-------- RECORDS SUPPLIED --------

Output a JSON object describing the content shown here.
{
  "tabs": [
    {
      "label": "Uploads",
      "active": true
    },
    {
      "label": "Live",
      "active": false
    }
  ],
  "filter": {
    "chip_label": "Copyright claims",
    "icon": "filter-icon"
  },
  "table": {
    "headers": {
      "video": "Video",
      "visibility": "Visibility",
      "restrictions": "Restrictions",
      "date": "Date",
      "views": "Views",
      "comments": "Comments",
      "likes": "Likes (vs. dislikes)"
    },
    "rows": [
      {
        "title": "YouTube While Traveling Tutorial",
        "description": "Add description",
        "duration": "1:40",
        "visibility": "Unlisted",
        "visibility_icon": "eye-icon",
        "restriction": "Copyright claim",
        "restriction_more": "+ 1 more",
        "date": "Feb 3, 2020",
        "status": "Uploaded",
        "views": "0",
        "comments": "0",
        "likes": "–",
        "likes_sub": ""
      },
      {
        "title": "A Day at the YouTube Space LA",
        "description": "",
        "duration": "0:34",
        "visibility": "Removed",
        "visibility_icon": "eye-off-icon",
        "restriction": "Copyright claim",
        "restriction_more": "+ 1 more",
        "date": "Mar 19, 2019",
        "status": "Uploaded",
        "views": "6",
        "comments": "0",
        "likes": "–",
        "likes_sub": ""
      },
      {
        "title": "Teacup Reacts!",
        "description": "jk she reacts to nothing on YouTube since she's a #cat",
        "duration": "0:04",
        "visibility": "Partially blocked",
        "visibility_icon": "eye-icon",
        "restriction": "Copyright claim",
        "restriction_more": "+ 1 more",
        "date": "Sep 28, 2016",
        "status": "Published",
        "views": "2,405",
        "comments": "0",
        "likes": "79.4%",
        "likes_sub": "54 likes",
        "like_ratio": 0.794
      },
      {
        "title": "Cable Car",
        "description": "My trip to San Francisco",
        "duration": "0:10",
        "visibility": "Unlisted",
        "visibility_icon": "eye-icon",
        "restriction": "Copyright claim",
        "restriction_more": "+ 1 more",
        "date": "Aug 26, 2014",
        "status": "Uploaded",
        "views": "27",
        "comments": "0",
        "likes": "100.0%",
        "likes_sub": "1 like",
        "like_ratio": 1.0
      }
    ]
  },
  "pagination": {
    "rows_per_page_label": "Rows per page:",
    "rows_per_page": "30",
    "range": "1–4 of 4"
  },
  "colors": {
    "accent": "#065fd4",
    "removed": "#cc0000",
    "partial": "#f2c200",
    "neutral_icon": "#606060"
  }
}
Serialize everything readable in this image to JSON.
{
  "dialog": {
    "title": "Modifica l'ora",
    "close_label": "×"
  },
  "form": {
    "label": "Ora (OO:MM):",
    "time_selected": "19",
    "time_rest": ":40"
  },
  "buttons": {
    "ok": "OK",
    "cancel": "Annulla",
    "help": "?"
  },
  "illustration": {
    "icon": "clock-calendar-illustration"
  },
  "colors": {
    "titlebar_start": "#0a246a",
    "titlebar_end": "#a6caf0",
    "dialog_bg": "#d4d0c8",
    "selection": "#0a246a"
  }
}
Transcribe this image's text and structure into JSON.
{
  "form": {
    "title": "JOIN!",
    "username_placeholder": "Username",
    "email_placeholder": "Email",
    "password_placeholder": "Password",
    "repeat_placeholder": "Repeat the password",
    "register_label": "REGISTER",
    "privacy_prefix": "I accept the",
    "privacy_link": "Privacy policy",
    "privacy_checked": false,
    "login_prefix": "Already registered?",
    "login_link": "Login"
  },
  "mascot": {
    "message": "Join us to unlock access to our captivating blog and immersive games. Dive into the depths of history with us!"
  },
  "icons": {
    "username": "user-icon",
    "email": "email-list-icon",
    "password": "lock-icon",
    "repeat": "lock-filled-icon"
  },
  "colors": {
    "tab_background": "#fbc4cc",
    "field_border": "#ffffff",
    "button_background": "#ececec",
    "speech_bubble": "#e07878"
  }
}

--------

TASK TO COMPLETE: Each line that holds the word "false" should be extracted from the records.

SOLUTION FOR THIS TASK:
      "active": false
    "privacy_checked": false,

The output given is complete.